>> begin

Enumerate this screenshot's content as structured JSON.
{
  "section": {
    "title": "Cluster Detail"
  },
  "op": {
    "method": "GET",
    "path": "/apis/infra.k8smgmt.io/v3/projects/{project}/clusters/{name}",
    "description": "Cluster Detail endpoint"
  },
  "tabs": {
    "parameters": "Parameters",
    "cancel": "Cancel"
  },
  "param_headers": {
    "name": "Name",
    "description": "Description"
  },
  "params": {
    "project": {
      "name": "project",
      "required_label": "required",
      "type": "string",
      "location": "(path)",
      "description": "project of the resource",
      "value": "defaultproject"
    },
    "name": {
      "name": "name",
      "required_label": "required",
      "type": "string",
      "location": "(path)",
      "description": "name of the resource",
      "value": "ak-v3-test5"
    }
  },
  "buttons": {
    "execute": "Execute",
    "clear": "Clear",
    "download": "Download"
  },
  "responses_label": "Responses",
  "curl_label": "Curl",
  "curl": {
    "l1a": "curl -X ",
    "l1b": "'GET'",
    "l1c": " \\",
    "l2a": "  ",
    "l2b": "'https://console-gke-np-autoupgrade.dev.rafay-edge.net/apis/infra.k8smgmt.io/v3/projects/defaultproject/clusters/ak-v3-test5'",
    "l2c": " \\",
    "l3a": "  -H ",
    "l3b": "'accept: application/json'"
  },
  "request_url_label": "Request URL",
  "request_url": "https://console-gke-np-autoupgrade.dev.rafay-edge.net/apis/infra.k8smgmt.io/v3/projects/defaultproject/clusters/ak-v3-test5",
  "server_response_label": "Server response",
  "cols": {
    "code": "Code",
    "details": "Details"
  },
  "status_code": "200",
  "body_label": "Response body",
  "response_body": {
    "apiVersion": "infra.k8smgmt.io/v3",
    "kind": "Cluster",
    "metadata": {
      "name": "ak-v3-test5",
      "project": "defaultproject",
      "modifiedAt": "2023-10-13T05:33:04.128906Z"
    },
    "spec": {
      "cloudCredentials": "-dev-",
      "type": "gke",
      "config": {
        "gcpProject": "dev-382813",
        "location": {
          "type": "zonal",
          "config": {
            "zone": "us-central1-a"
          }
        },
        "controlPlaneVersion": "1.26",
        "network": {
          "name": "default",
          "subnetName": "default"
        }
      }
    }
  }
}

>> end

The request |
Every line of the material must be returned exactly as it appears.

Answer to the problem |
Enumerate this screenshot's content as structured JSON.
{
  "section": {
    "title": "Cluster Detail"
  },
  "op": {
    "method": "GET",
    "path": "/apis/infra.k8smgmt.io/v3/projects/{project}/clusters/{name}",
    "description": "Cluster Detail endpoint"
  },
  "tabs": {
    "parameters": "Parameters",
    "cancel": "Cancel"
  },
  "param_headers": {
    "name": "Name",
    "description": "Description"
  },
  "params": {
    "project": {
      "name": "project",
      "required_label": "required",
      "type": "string",
      "location": "(path)",
      "description": "project of the resource",
      "value": "defaultproject"
    },
    "name": {
      "name": "name",
      "required_label": "required",
      "type": "string",
      "location": "(path)",
      "description": "name of the resource",
      "value": "ak-v3-test5"
    }
  },
  "buttons": {
    "execute": "Execute",
    "clear": "Clear",
    "download": "Download"
  },
  "responses_label": "Responses",
  "curl_label": "Curl",
  "curl": {
    "l1a": "curl -X ",
    "l1b": "'GET'",
    "l1c": " \\",
    "l2a": "  ",
    "l2b": "'https://console-gke-np-autoupgrade.dev.rafay-edge.net/apis/infra.k8smgmt.io/v3/projects/defaultproject/clusters/ak-v3-test5'",
    "l2c": " \\",
    "l3a": "  -H ",
    "l3b": "'accept: application/json'"
  },
  "request_url_label": "Request URL",
  "request_url": "https://console-gke-np-autoupgrade.dev.rafay-edge.net/apis/infra.k8smgmt.io/v3/projects/defaultproject/clusters/ak-v3-test5",
  "server_response_label": "Server response",
  "cols": {
    "code": "Code",
    "details": "Details"
  },
  "status_code": "200",
  "body_label": "Response body",
  "response_body": {
    "apiVersion": "infra.k8smgmt.io/v3",
    "kind": "Cluster",
    "metadata": {
      "name": "ak-v3-test5",
      "project": "defaultproject",
      "modifiedAt": "2023-10-13T05:33:04.128906Z"
    },
    "spec": {
      "cloudCredentials": "-dev-",
      "type": "gke",
      "config": {
        "gcpProject": "dev-382813",
        "location": {
          "type": "zonal",
          "config": {
            "zone": "us-central1-a"
          }
        },
        "controlPlaneVersion": "1.26",
        "network": {
          "name": "default",
          "subnetName": "default"
        }
      }
    }
  }
}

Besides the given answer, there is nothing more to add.